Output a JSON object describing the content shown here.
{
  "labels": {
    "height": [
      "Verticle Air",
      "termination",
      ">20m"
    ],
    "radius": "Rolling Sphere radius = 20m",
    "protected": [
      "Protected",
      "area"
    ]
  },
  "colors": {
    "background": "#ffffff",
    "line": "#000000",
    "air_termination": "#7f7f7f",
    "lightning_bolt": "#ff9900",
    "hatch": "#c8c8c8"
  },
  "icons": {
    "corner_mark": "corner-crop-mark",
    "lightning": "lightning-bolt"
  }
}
----
* **Task**: Copy out every line of the data above, exactly as given.

* **Answer for the task**:
Output a JSON object describing the content shown here.
{
  "labels": {
    "height": [
      "Verticle Air",
      "termination",
      ">20m"
    ],
    "radius": "Rolling Sphere radius = 20m",
    "protected": [
      "Protected",
      "area"
    ]
  },
  "colors": {
    "background": "#ffffff",
    "line": "#000000",
    "air_termination": "#7f7f7f",
    "lightning_bolt": "#ff9900",
    "hatch": "#c8c8c8"
  },
  "icons": {
    "corner_mark": "corner-crop-mark",
    "lightning": "lightning-bolt"
  }
}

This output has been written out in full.